__Problem__. Every record here should be printed again exactly.

====== Extracted data ======

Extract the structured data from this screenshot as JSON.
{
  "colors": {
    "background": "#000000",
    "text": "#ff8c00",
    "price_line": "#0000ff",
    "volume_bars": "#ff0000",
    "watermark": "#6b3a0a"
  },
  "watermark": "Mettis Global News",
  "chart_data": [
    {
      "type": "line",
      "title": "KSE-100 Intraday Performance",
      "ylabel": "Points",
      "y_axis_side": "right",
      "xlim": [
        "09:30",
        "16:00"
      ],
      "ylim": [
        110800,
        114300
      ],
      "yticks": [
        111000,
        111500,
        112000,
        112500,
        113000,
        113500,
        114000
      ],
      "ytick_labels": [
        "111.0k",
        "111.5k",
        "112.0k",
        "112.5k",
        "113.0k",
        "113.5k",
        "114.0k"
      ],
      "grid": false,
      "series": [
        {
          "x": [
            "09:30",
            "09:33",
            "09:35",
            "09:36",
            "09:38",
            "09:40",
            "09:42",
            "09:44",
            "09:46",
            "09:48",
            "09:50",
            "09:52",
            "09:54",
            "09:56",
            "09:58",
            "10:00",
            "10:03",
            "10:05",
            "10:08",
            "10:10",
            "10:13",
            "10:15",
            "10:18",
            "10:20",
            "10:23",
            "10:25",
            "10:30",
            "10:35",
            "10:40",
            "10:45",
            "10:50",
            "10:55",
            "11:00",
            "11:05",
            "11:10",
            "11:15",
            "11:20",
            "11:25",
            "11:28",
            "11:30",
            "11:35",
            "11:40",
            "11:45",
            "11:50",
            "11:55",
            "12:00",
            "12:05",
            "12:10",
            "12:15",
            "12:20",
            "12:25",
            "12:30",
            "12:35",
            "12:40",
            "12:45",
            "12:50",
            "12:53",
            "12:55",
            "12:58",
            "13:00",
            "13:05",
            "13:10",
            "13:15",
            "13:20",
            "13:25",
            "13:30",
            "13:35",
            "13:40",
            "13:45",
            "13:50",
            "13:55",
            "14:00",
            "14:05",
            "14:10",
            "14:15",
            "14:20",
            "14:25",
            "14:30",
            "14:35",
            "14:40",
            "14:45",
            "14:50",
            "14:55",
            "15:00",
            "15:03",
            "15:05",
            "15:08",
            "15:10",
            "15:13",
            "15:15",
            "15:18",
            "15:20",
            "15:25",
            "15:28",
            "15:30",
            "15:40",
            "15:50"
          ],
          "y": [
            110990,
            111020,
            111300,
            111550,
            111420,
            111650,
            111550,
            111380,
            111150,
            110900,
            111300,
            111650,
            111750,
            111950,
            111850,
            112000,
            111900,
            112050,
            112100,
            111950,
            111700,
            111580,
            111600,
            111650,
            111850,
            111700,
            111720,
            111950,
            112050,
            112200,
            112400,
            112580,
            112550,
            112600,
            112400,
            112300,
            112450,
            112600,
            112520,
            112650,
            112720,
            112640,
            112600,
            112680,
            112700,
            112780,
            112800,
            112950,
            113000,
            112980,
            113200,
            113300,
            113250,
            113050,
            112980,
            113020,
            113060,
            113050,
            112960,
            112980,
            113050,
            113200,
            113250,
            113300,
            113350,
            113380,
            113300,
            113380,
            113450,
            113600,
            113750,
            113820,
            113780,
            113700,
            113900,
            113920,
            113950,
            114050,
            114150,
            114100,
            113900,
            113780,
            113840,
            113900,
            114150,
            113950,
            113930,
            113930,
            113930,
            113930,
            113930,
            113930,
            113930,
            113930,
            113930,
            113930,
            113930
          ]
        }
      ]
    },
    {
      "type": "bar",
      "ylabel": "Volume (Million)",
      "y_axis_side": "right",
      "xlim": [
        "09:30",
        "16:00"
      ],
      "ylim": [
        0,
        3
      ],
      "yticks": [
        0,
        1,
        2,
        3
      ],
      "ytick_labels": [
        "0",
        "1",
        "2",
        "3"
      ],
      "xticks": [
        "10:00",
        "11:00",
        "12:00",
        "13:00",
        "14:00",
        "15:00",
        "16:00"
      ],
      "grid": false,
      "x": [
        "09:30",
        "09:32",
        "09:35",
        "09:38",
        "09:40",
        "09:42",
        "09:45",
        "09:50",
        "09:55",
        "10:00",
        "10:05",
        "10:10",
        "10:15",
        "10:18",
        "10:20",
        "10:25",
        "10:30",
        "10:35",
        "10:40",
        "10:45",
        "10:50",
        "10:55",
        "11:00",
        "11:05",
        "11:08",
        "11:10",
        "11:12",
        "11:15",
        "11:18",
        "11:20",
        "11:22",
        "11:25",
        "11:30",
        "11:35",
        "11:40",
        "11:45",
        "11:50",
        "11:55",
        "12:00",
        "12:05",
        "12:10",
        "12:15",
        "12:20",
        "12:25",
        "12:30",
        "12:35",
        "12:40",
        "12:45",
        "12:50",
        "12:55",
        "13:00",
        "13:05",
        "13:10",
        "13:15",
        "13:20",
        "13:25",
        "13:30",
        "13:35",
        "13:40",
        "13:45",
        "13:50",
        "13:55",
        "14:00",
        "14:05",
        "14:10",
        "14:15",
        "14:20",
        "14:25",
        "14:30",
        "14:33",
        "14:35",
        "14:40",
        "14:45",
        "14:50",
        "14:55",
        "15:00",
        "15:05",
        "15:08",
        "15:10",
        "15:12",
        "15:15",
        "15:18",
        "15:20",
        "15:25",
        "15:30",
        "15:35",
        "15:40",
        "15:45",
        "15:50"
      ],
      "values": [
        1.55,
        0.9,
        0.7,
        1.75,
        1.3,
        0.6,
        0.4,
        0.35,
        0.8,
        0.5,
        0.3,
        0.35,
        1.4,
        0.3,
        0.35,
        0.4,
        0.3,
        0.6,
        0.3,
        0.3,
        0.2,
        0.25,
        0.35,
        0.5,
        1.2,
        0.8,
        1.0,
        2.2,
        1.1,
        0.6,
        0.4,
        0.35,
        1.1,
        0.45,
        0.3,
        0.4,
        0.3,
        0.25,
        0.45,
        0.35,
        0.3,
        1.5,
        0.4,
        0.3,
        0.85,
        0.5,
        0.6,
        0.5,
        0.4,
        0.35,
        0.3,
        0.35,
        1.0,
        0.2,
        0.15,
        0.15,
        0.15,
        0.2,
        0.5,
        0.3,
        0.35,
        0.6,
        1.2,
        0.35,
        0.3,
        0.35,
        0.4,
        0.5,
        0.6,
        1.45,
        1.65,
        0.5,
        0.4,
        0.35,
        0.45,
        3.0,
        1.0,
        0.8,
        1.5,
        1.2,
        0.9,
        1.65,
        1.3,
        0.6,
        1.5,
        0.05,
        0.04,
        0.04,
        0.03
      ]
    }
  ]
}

======

__Solution to this problem__.
Extract the structured data from this screenshot as JSON.
{
  "colors": {
    "background": "#000000",
    "text": "#ff8c00",
    "price_line": "#0000ff",
    "volume_bars": "#ff0000",
    "watermark": "#6b3a0a"
  },
  "watermark": "Mettis Global News",
  "chart_data": [
    {
      "type": "line",
      "title": "KSE-100 Intraday Performance",
      "ylabel": "Points",
      "y_axis_side": "right",
      "xlim": [
        "09:30",
        "16:00"
      ],
      "ylim": [
        110800,
        114300
      ],
      "yticks": [
        111000,
        111500,
        112000,
        112500,
        113000,
        113500,
        114000
      ],
      "ytick_labels": [
        "111.0k",
        "111.5k",
        "112.0k",
        "112.5k",
        "113.0k",
        "113.5k",
        "114.0k"
      ],
      "grid": false,
      "series": [
        {
          "x": [
            "09:30",
            "09:33",
            "09:35",
            "09:36",
            "09:38",
            "09:40",
            "09:42",
            "09:44",
            "09:46",
            "09:48",
            "09:50",
            "09:52",
            "09:54",
            "09:56",
            "09:58",
            "10:00",
            "10:03",
            "10:05",
            "10:08",
            "10:10",
            "10:13",
            "10:15",
            "10:18",
            "10:20",
            "10:23",
            "10:25",
            "10:30",
            "10:35",
            "10:40",
            "10:45",
            "10:50",
            "10:55",
            "11:00",
            "11:05",
            "11:10",
            "11:15",
            "11:20",
            "11:25",
            "11:28",
            "11:30",
            "11:35",
            "11:40",
            "11:45",
            "11:50",
            "11:55",
            "12:00",
            "12:05",
            "12:10",
            "12:15",
            "12:20",
            "12:25",
            "12:30",
            "12:35",
            "12:40",
            "12:45",
            "12:50",
            "12:53",
            "12:55",
            "12:58",
            "13:00",
            "13:05",
            "13:10",
            "13:15",
            "13:20",
            "13:25",
            "13:30",
            "13:35",
            "13:40",
            "13:45",
            "13:50",
            "13:55",
            "14:00",
            "14:05",
            "14:10",
            "14:15",
            "14:20",
            "14:25",
            "14:30",
            "14:35",
            "14:40",
            "14:45",
            "14:50",
            "14:55",
            "15:00",
            "15:03",
            "15:05",
            "15:08",
            "15:10",
            "15:13",
            "15:15",
            "15:18",
            "15:20",
            "15:25",
            "15:28",
            "15:30",
            "15:40",
            "15:50"
          ],
          "y": [
            110990,
            111020,
            111300,
            111550,
            111420,
            111650,
            111550,
            111380,
            111150,
            110900,
            111300,
            111650,
            111750,
            111950,
            111850,
            112000,
            111900,
            112050,
            112100,
            111950,
            111700,
            111580,
            111600,
            111650,
            111850,
            111700,
            111720,
            111950,
            112050,
            112200,
            112400,
            112580,
            112550,
            112600,
            112400,
            112300,
            112450,
            112600,
            112520,
            112650,
            112720,
            112640,
            112600,
            112680,
            112700,
            112780,
            112800,
            112950,
            113000,
            112980,
            113200,
            113300,
            113250,
            113050,
            112980,
            113020,
            113060,
            113050,
            112960,
            112980,
            113050,
            113200,
            113250,
            113300,
            113350,
            113380,
            113300,
            113380,
            113450,
            113600,
            113750,
            113820,
            113780,
            113700,
            113900,
            113920,
            113950,
            114050,
            114150,
            114100,
            113900,
            113780,
            113840,
            113900,
            114150,
            113950,
            113930,
            113930,
            113930,
            113930,
            113930,
            113930,
            113930,
            113930,
            113930,
            113930,
            113930
          ]
        }
      ]
    },
    {
      "type": "bar",
      "ylabel": "Volume (Million)",
      "y_axis_side": "right",
      "xlim": [
        "09:30",
        "16:00"
      ],
      "ylim": [
        0,
        3
      ],
      "yticks": [
        0,
        1,
        2,
        3
      ],
      "ytick_labels": [
        "0",
        "1",
        "2",
        "3"
      ],
      "xticks": [
        "10:00",
        "11:00",
        "12:00",
        "13:00",
        "14:00",
        "15:00",
        "16:00"
      ],
      "grid": false,
      "x": [
        "09:30",
        "09:32",
        "09:35",
        "09:38",
        "09:40",
        "09:42",
        "09:45",
        "09:50",
        "09:55",
        "10:00",
        "10:05",
        "10:10",
        "10:15",
        "10:18",
        "10:20",
        "10:25",
        "10:30",
        "10:35",
        "10:40",
        "10:45",
        "10:50",
        "10:55",
        "11:00",
        "11:05",
        "11:08",
        "11:10",
        "11:12",
        "11:15",
        "11:18",
        "11:20",
        "11:22",
        "11:25",
        "11:30",
        "11:35",
        "11:40",
        "11:45",
        "11:50",
        "11:55",
        "12:00",
        "12:05",
        "12:10",
        "12:15",
        "12:20",
        "12:25",
        "12:30",
        "12:35",
        "12:40",
        "12:45",
        "12:50",
        "12:55",
        "13:00",
        "13:05",
        "13:10",
        "13:15",
        "13:20",
        "13:25",
        "13:30",
        "13:35",
        "13:40",
        "13:45",
        "13:50",
        "13:55",
        "14:00",
        "14:05",
        "14:10",
        "14:15",
        "14:20",
        "14:25",
        "14:30",
        "14:33",
        "14:35",
        "14:40",
        "14:45",
        "14:50",
        "14:55",
        "15:00",
        "15:05",
        "15:08",
        "15:10",
        "15:12",
        "15:15",
        "15:18",
        "15:20",
        "15:25",
        "15:30",
        "15:35",
        "15:40",
        "15:45",
        "15:50"
      ],
      "values": [
        1.55,
        0.9,
        0.7,
        1.75,
        1.3,
        0.6,
        0.4,
        0.35,
        0.8,
        0.5,
        0.3,
        0.35,
        1.4,
        0.3,
        0.35,
        0.4,
        0.3,
        0.6,
        0.3,
        0.3,
        0.2,
        0.25,
        0.35,
        0.5,
        1.2,
        0.8,
        1.0,
        2.2,
        1.1,
        0.6,
        0.4,
        0.35,
        1.1,
        0.45,
        0.3,
        0.4,
        0.3,
        0.25,
        0.45,
        0.35,
        0.3,
        1.5,
        0.4,
        0.3,
        0.85,
        0.5,
        0.6,
        0.5,
        0.4,
        0.35,
        0.3,
        0.35,
        1.0,
        0.2,
        0.15,
        0.15,
        0.15,
        0.2,
        0.5,
        0.3,
        0.35,
        0.6,
        1.2,
        0.35,
        0.3,
        0.35,
        0.4,
        0.5,
        0.6,
        1.45,
        1.65,
        0.5,
        0.4,
        0.35,
        0.45,
        3.0,
        1.0,
        0.8,
        1.5,
        1.2,
        0.9,
        1.65,
        1.3,
        0.6,
        1.5,
        0.05,
        0.04,
        0.04,
        0.03
      ]
    }
  ]
}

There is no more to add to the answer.